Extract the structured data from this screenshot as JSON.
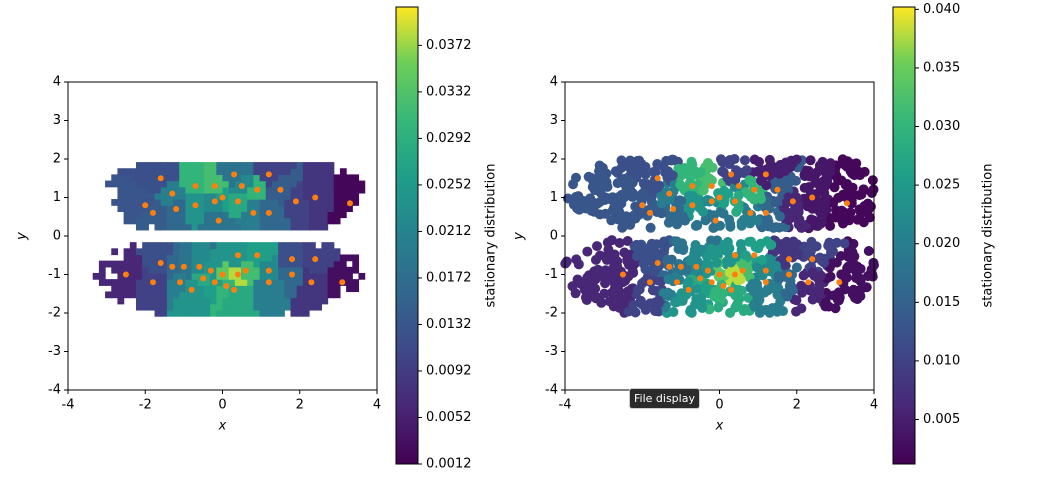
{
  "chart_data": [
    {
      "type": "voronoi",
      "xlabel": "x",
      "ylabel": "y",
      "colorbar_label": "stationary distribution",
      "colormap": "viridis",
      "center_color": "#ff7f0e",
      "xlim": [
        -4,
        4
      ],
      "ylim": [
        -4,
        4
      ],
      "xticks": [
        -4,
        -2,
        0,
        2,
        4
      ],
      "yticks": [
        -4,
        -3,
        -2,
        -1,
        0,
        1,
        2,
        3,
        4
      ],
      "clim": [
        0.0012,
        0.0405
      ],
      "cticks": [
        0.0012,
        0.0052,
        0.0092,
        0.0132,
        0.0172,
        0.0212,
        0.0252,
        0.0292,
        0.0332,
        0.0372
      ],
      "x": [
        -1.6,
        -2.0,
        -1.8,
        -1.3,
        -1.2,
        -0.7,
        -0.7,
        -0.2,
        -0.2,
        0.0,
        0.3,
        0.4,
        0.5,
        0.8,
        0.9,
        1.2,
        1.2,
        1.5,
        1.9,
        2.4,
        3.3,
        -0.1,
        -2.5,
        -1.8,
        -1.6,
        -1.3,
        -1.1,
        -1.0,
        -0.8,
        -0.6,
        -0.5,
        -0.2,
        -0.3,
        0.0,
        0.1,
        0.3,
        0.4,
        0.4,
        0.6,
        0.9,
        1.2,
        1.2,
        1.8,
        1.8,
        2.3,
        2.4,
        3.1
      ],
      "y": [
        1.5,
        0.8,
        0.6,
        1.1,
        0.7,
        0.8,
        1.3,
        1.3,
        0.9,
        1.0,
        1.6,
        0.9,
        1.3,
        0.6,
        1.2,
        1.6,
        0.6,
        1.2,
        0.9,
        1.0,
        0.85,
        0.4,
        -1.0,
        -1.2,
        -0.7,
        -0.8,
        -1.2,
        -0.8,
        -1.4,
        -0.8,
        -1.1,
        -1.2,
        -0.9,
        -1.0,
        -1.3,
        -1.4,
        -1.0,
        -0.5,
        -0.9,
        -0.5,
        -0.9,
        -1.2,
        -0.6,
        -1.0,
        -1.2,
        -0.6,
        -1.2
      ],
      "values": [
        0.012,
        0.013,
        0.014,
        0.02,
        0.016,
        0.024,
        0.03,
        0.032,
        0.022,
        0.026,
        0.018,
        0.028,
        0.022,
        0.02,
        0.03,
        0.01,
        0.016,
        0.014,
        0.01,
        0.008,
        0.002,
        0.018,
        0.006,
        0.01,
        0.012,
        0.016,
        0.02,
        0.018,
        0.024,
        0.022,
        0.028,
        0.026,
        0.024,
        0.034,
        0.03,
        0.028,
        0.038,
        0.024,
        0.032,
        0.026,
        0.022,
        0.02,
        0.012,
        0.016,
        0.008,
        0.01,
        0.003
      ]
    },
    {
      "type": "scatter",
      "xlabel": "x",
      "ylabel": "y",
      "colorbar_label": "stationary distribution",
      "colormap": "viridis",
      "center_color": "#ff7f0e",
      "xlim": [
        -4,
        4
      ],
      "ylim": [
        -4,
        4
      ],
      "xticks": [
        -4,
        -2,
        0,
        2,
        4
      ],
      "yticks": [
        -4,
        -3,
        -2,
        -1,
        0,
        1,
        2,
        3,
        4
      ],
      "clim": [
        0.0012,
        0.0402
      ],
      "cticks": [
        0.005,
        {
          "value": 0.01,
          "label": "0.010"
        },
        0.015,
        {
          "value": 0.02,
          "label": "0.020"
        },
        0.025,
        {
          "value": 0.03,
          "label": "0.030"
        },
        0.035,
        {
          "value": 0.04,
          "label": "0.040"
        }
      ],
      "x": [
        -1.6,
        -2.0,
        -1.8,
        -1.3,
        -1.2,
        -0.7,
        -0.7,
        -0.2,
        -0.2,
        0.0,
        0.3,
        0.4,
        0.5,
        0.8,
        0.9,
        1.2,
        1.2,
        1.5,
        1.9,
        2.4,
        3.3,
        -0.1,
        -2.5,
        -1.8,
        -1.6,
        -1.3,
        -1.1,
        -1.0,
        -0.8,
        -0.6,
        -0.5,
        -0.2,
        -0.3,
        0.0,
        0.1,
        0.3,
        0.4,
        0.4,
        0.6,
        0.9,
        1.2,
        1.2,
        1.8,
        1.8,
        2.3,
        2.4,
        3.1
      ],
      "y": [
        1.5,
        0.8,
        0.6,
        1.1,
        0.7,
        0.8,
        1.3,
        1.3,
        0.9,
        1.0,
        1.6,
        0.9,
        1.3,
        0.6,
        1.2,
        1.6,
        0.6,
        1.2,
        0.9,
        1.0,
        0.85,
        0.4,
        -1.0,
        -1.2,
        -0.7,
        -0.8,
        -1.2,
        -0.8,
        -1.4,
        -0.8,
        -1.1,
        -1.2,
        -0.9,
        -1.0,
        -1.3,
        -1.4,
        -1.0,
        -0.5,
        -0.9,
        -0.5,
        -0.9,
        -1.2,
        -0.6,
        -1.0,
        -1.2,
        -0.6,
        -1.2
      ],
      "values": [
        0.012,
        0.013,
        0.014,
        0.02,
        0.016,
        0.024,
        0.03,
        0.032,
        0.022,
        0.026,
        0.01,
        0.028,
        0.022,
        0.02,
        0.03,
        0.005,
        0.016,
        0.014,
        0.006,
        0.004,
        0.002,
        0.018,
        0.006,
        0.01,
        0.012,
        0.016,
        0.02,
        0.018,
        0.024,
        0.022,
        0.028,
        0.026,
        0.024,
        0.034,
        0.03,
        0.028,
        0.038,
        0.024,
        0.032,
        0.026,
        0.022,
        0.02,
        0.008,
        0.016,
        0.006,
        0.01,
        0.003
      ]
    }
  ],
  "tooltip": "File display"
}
---
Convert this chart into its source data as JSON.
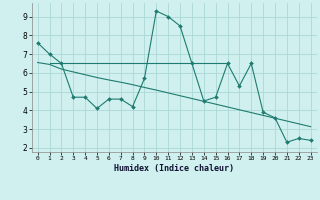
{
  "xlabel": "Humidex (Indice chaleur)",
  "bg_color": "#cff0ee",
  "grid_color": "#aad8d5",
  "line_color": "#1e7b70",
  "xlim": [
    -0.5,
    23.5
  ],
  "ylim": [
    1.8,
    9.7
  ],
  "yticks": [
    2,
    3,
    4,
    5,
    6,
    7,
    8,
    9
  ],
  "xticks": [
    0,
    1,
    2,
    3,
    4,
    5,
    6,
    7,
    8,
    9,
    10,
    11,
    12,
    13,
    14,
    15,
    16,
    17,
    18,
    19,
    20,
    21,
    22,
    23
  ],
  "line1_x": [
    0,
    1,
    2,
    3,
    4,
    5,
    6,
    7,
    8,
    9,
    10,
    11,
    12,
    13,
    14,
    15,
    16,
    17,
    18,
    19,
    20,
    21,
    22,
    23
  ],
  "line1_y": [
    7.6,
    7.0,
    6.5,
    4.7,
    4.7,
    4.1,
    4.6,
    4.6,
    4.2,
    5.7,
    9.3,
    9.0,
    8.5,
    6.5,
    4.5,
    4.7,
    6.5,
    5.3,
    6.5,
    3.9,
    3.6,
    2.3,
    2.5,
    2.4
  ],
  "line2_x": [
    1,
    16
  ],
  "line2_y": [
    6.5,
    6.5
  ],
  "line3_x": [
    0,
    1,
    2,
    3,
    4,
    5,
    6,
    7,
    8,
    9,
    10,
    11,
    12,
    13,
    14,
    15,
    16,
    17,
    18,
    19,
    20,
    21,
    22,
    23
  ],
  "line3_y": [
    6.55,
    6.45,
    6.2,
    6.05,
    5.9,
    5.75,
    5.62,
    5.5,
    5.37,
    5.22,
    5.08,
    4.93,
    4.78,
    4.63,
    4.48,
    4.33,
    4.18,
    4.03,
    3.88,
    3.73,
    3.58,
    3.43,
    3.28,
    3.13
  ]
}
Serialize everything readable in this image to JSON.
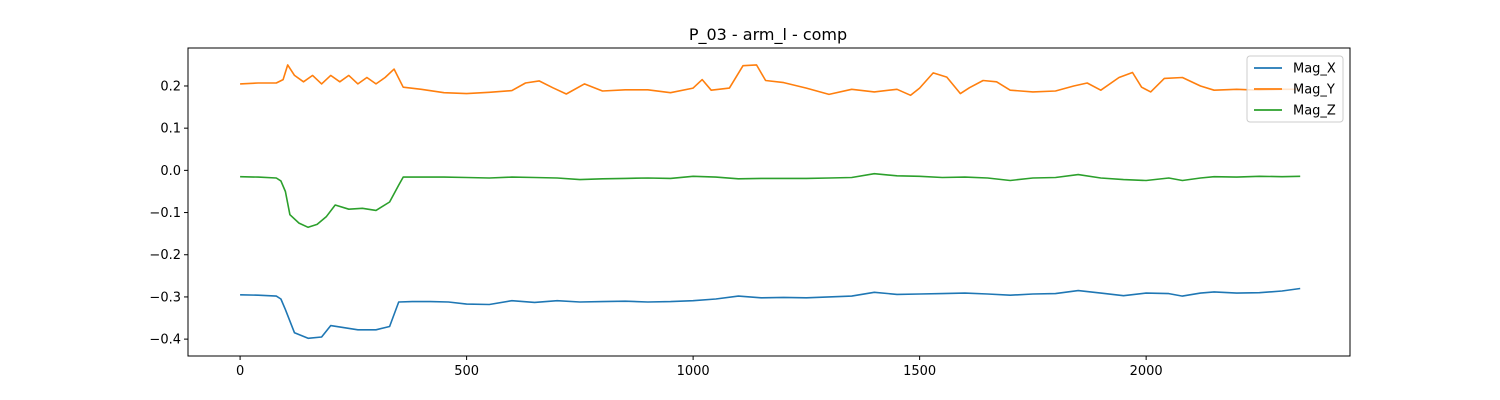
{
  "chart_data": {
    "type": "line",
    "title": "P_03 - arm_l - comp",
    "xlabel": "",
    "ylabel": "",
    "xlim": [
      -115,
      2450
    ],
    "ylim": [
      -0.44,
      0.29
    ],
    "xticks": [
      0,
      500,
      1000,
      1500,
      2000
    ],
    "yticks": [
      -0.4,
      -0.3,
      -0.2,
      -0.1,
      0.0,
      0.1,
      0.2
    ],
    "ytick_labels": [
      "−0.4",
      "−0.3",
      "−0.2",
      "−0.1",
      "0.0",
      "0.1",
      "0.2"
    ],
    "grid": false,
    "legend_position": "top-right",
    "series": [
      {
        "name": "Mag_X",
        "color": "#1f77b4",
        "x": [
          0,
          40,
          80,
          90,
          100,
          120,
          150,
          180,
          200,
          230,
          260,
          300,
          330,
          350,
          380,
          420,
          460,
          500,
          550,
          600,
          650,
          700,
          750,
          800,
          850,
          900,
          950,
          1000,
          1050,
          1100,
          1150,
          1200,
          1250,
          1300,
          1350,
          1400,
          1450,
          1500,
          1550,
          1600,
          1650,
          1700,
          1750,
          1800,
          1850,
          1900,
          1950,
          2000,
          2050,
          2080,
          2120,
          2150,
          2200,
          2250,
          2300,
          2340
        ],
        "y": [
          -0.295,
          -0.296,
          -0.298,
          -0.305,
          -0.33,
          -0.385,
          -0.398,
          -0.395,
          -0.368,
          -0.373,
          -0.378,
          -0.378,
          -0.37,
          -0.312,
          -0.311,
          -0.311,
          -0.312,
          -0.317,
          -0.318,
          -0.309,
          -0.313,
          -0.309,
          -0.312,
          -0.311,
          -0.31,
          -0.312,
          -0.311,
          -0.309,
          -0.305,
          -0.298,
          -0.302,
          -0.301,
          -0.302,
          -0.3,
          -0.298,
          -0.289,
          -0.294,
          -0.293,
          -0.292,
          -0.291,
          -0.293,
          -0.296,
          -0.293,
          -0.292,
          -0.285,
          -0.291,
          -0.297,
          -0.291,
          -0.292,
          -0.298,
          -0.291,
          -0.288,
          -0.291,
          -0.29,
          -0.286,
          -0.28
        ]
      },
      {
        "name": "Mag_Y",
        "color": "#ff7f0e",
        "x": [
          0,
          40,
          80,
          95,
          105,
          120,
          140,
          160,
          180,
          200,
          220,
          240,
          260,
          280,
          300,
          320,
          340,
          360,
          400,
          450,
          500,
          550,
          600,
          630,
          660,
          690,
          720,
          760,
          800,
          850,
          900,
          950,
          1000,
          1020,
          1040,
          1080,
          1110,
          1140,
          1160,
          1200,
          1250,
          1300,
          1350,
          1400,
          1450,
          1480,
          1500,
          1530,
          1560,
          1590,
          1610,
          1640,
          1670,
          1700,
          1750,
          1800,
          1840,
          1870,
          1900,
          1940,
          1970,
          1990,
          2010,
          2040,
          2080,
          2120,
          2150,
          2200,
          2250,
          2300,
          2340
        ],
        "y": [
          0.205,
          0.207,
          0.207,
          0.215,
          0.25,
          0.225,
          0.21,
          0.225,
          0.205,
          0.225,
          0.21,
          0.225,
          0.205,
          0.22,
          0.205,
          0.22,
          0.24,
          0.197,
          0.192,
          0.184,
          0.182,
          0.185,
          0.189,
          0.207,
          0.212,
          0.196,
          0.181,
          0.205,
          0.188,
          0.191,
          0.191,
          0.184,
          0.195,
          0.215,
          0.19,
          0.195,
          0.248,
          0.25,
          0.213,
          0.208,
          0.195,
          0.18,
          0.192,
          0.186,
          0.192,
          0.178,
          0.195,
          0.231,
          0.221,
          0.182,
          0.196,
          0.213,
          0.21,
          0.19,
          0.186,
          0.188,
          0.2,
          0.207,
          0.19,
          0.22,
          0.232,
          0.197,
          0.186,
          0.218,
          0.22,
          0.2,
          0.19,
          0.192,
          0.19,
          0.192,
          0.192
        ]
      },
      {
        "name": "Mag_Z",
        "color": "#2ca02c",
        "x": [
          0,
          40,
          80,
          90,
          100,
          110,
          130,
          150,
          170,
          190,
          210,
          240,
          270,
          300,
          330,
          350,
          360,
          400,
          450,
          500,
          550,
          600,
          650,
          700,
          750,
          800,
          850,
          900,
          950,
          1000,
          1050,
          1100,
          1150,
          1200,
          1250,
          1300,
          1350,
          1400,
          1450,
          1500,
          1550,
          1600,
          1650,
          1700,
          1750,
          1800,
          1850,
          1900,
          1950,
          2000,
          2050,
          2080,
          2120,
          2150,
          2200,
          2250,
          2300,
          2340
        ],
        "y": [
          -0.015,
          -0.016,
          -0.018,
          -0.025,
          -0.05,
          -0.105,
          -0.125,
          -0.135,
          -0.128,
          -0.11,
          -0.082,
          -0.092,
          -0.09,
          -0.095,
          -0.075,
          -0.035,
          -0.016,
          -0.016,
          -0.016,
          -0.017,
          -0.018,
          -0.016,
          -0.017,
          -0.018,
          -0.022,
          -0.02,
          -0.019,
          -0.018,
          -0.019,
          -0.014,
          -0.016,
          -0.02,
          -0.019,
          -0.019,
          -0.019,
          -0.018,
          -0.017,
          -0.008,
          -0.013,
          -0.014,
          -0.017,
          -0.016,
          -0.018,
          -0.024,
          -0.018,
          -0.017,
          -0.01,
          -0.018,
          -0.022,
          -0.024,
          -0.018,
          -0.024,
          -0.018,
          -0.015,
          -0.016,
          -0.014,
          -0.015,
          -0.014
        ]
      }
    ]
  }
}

§ **WHAT THE TASK ASKS**: Find the lines that include the string "xlabel", then copy each of them.

§ **RESULT**:
      "xlabel": "x",
      "xlabel": "x",
  "xlabel": "Humidex (Indice chaleur)",
    "xlabel": "",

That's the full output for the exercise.